» Text excerpt:
## Start

Consequently they always have the remains of the glue and/or the paper from the
backing card left on them.
Bases are usually a blackish-green, but
some paler ones turn-up and we will look at the smaller ones later.
Quite soon they were replaced with
polyethylene soft plastic figures, and other colours were introduced (which
make them more 'spaceman' less 'astronaut' - in my books!), and we see here
soft plastic figures mirroring the gun-metal of the originals, a flat grey,
green, white and red examples.
Some were still glued into the tiered-sets,
while others where clamped by card cut-outs, or held by rubber bands, in the
end they came in styrene-blister packaging, but by then . . .
The all over multi-coloured painting had
been reduced - briefly - to a three/four colour on the front of the figures
only, which lead quite soon after (it seems) to the final unpainted versions
and here we see all three versions, in their probable order of issue, time
wise, each in white (the creamy one in the middle is sun-damaged I think; not a
colour variation).
Unpainted samples I have found so far;
white, black, blue, red and green, although (going on the robots - next post)
there may well be pink and pale green examples out there, and maybe the earlier
flat grey or even gunmetal?
All the figures so far (above four images)
have the same LB (LP) mark on the base underside along
with a blocked MADE IN over HONG KONG, they don't have the same numbering of
the robots (next post) and probably date from the 1970's.
There was a late re-issuing of the figures
in the 1990's (the originals must - from their suits - date from the early
1960's) of unmarked (left hand) figures; I bought a set of these between 1997
and around 2002 for the editor of Plastic
Warrior in the Ballon Shop in
North Camp from a large counter display tub (of the sort used at the same time
by Imperial the US 'jobber'). The
marked one is probably the 1980's iteration and is more 'worn' than a true
colour variant.

## End

» Problems and tasks:
a: Summarize the excerpt on plastic spaceman figures in two sentences.
b: Continue the excerpt on plastic spaceman figures from the point where it stops.
The listing that follows comes from a separate source.

» Source excerpt:
## Start

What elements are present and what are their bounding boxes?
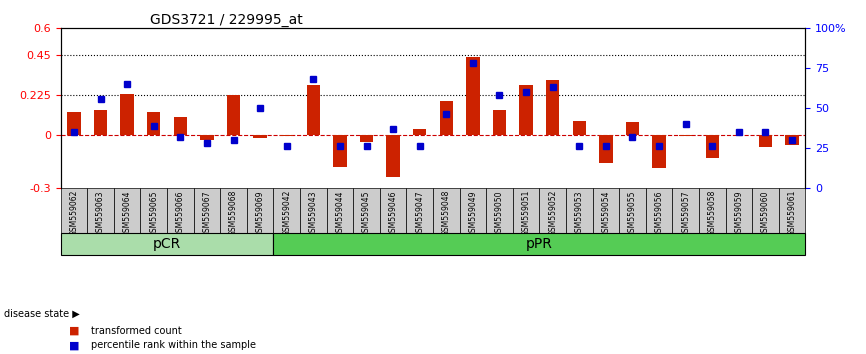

## End

» Results by task:
a: The original figures were soon replaced by soft polyethylene ones in more colors and various packaging, while their painting was cut from full multi-color to three or four colors on the front and finally to none. The marked figures carry an LB (LP) mark with MADE IN HONG KONG and probably date from the 1970s, and unmarked versions were reissued in the 1990s.

b:
What is notable about them is that they
were a return to a hard plastic, but it's not a styrene (the marked one may be,
actually!), so probably a polypropylene or Nylon/Rayon material (?) and their final
indignity was to be cleared from the factory with no chromium-plating in what
are probably neutral-granule colours (two on the right)
Alongside the Lik Be originals, their metaphorical (or sometimes 'actual')
cousins in the colony were churning out copies, and there are two generations
of based clones, these are the better versions, although measurably worse than
the donors (as you can see; measurable by eye!), with the earlier ones aping
the full paint of the proper chaps, and then unpainted figures being sent out.
They have a simple HONGKONG base mark, in a
similar but less well defined hollowed-base cavity. I suspect the set shown on
the right were once supposed to glow in the dark, but it's an unstable additive
and is yellowing and fading-out of a semi-transparent neutral plastic.
The other set are sub-copies in around
50mm, and can be found in gunmetal samples, or multicoloured batches. They only
copied four of the poses though, and while I suspect they are HK product, they
could be from somewhere else, being unmarked?
The French produced a lot of this kind of
piracy as 'bazaar' (rack-toys) as did the South Americans, while to a lesser
extent locally-produced knock-offs or unmarked HK stuff was available in
Greece, Italy and Spain? Speaking of Greece; Solpa carried unmarked, cruder-still copies of the LB figures, but they had more poses
cloned.
The other clones are the novelty
sucker-toys (top, far right), shown with what I believe are early/late pairings
of - from the left; LB (LP); same-size clones; 50mm clones. I
only have the one sucker-figure, but there are several generations of them and
we'll look at them with the robots - next post. The lower shot is one of each
type/variation of the larger-scale figures, found, so far!
The feebleBay purchase which got the 60-mil
collection off to a fine start; my desk-top in the spring of 2009, further
colours and some of the piracies came in Barry's little grey bags, that May!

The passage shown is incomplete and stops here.